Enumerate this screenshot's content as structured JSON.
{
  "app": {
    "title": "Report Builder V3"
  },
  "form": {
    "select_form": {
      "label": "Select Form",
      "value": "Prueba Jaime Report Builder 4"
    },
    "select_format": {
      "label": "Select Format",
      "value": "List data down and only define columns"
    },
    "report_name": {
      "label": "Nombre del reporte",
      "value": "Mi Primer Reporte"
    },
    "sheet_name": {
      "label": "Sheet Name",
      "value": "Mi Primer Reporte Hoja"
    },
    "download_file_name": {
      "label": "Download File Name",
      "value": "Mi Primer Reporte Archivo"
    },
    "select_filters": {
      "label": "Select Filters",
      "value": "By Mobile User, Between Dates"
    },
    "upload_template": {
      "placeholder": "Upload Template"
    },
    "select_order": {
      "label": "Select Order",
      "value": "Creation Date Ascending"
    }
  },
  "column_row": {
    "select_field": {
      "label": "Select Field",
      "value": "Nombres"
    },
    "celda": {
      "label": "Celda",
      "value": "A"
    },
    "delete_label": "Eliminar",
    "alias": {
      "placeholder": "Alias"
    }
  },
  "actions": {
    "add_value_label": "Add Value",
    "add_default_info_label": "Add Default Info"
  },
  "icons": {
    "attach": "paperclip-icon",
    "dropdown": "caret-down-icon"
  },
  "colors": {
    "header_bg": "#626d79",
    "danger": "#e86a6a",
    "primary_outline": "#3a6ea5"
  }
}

====

◆ **TASK PROMPT**
Reproduce every record above exactly as it appears.

◆ **ANSWER TO THIS EXERCISE**
Enumerate this screenshot's content as structured JSON.
{
  "app": {
    "title": "Report Builder V3"
  },
  "form": {
    "select_form": {
      "label": "Select Form",
      "value": "Prueba Jaime Report Builder 4"
    },
    "select_format": {
      "label": "Select Format",
      "value": "List data down and only define columns"
    },
    "report_name": {
      "label": "Nombre del reporte",
      "value": "Mi Primer Reporte"
    },
    "sheet_name": {
      "label": "Sheet Name",
      "value": "Mi Primer Reporte Hoja"
    },
    "download_file_name": {
      "label": "Download File Name",
      "value": "Mi Primer Reporte Archivo"
    },
    "select_filters": {
      "label": "Select Filters",
      "value": "By Mobile User, Between Dates"
    },
    "upload_template": {
      "placeholder": "Upload Template"
    },
    "select_order": {
      "label": "Select Order",
      "value": "Creation Date Ascending"
    }
  },
  "column_row": {
    "select_field": {
      "label": "Select Field",
      "value": "Nombres"
    },
    "celda": {
      "label": "Celda",
      "value": "A"
    },
    "delete_label": "Eliminar",
    "alias": {
      "placeholder": "Alias"
    }
  },
  "actions": {
    "add_value_label": "Add Value",
    "add_default_info_label": "Add Default Info"
  },
  "icons": {
    "attach": "paperclip-icon",
    "dropdown": "caret-down-icon"
  },
  "colors": {
    "header_bg": "#626d79",
    "danger": "#e86a6a",
    "primary_outline": "#3a6ea5"
  }
}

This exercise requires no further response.